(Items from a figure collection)
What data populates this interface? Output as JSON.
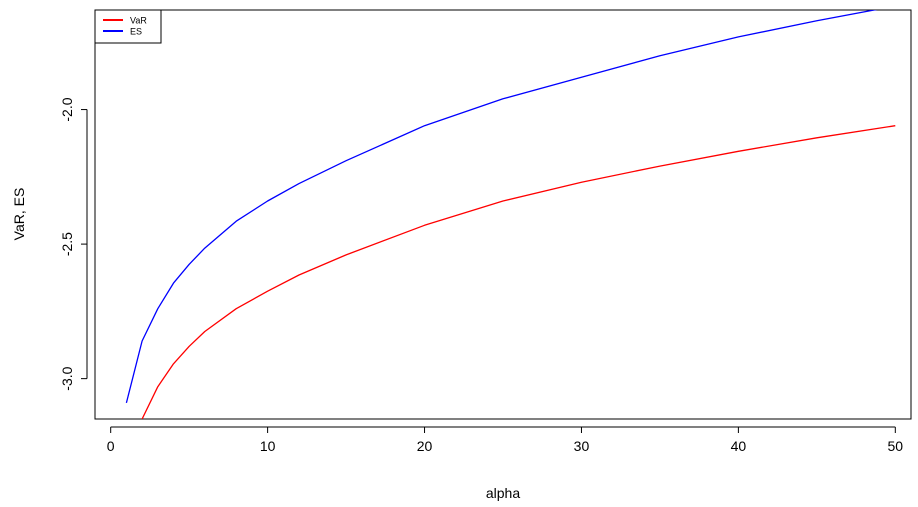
{
  "chart_data": {
    "type": "line",
    "title": "",
    "xlabel": "alpha",
    "ylabel": "VaR, ES",
    "xlim": [
      -1,
      51
    ],
    "ylim": [
      -3.15,
      -1.63
    ],
    "x_ticks": [
      0,
      10,
      20,
      30,
      40,
      50
    ],
    "x_tick_labels": [
      "0",
      "10",
      "20",
      "30",
      "40",
      "50"
    ],
    "y_ticks": [
      -3.0,
      -2.5,
      -2.0
    ],
    "y_tick_labels": [
      "-3.0",
      "-2.5",
      "-2.0"
    ],
    "grid": false,
    "legend_position": "top-left",
    "series": [
      {
        "name": "VaR",
        "color": "#ff0000",
        "x": [
          2,
          3,
          4,
          5,
          6,
          8,
          10,
          12,
          15,
          20,
          25,
          30,
          35,
          40,
          45,
          50
        ],
        "y": [
          -3.15,
          -3.03,
          -2.945,
          -2.88,
          -2.825,
          -2.74,
          -2.675,
          -2.615,
          -2.54,
          -2.43,
          -2.34,
          -2.27,
          -2.21,
          -2.155,
          -2.105,
          -2.06
        ]
      },
      {
        "name": "ES",
        "color": "#0000ff",
        "x": [
          1,
          2,
          3,
          4,
          5,
          6,
          8,
          10,
          12,
          15,
          20,
          25,
          30,
          35,
          40,
          45,
          50
        ],
        "y": [
          -3.09,
          -2.86,
          -2.74,
          -2.645,
          -2.575,
          -2.515,
          -2.415,
          -2.34,
          -2.275,
          -2.19,
          -2.06,
          -1.96,
          -1.88,
          -1.8,
          -1.73,
          -1.67,
          -1.615
        ]
      }
    ]
  }
}
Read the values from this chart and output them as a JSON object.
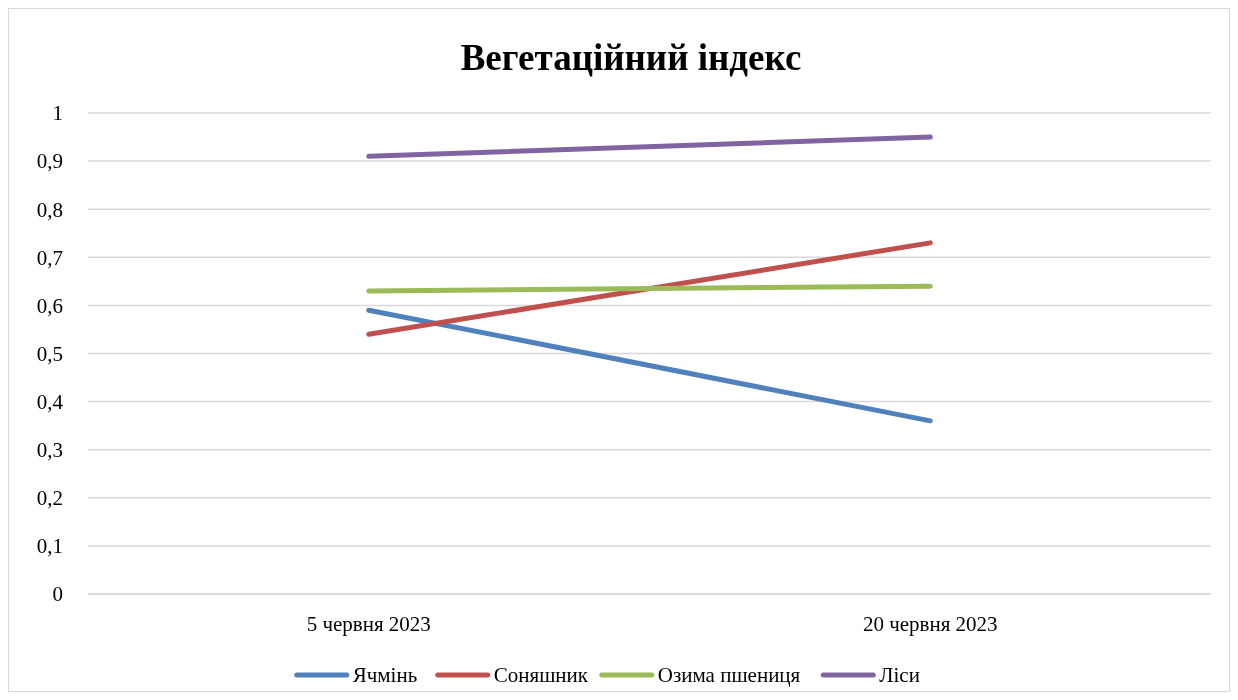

:: WHAT YOU HAVE TO DO ::
Output the records above exactly as they are, leaving out the pictures.

:: TASK OUTPUT ::
What data populates this interface? Output as JSON.
{
  "chart_data": {
    "type": "line",
    "title": "",
    "xlabel": "alpha",
    "ylabel": "VaR, ES",
    "xlim": [
      -1,
      51
    ],
    "ylim": [
      -3.15,
      -1.63
    ],
    "x_ticks": [
      0,
      10,
      20,
      30,
      40,
      50
    ],
    "x_tick_labels": [
      "0",
      "10",
      "20",
      "30",
      "40",
      "50"
    ],
    "y_ticks": [
      -3.0,
      -2.5,
      -2.0
    ],
    "y_tick_labels": [
      "-3.0",
      "-2.5",
      "-2.0"
    ],
    "grid": false,
    "legend_position": "top-left",
    "series": [
      {
        "name": "VaR",
        "color": "#ff0000",
        "x": [
          2,
          3,
          4,
          5,
          6,
          8,
          10,
          12,
          15,
          20,
          25,
          30,
          35,
          40,
          45,
          50
        ],
        "y": [
          -3.15,
          -3.03,
          -2.945,
          -2.88,
          -2.825,
          -2.74,
          -2.675,
          -2.615,
          -2.54,
          -2.43,
          -2.34,
          -2.27,
          -2.21,
          -2.155,
          -2.105,
          -2.06
        ]
      },
      {
        "name": "ES",
        "color": "#0000ff",
        "x": [
          1,
          2,
          3,
          4,
          5,
          6,
          8,
          10,
          12,
          15,
          20,
          25,
          30,
          35,
          40,
          45,
          50
        ],
        "y": [
          -3.09,
          -2.86,
          -2.74,
          -2.645,
          -2.575,
          -2.515,
          -2.415,
          -2.34,
          -2.275,
          -2.19,
          -2.06,
          -1.96,
          -1.88,
          -1.8,
          -1.73,
          -1.67,
          -1.615
        ]
      }
    ]
  }
}
Read the values from this chart and output them as a JSON object.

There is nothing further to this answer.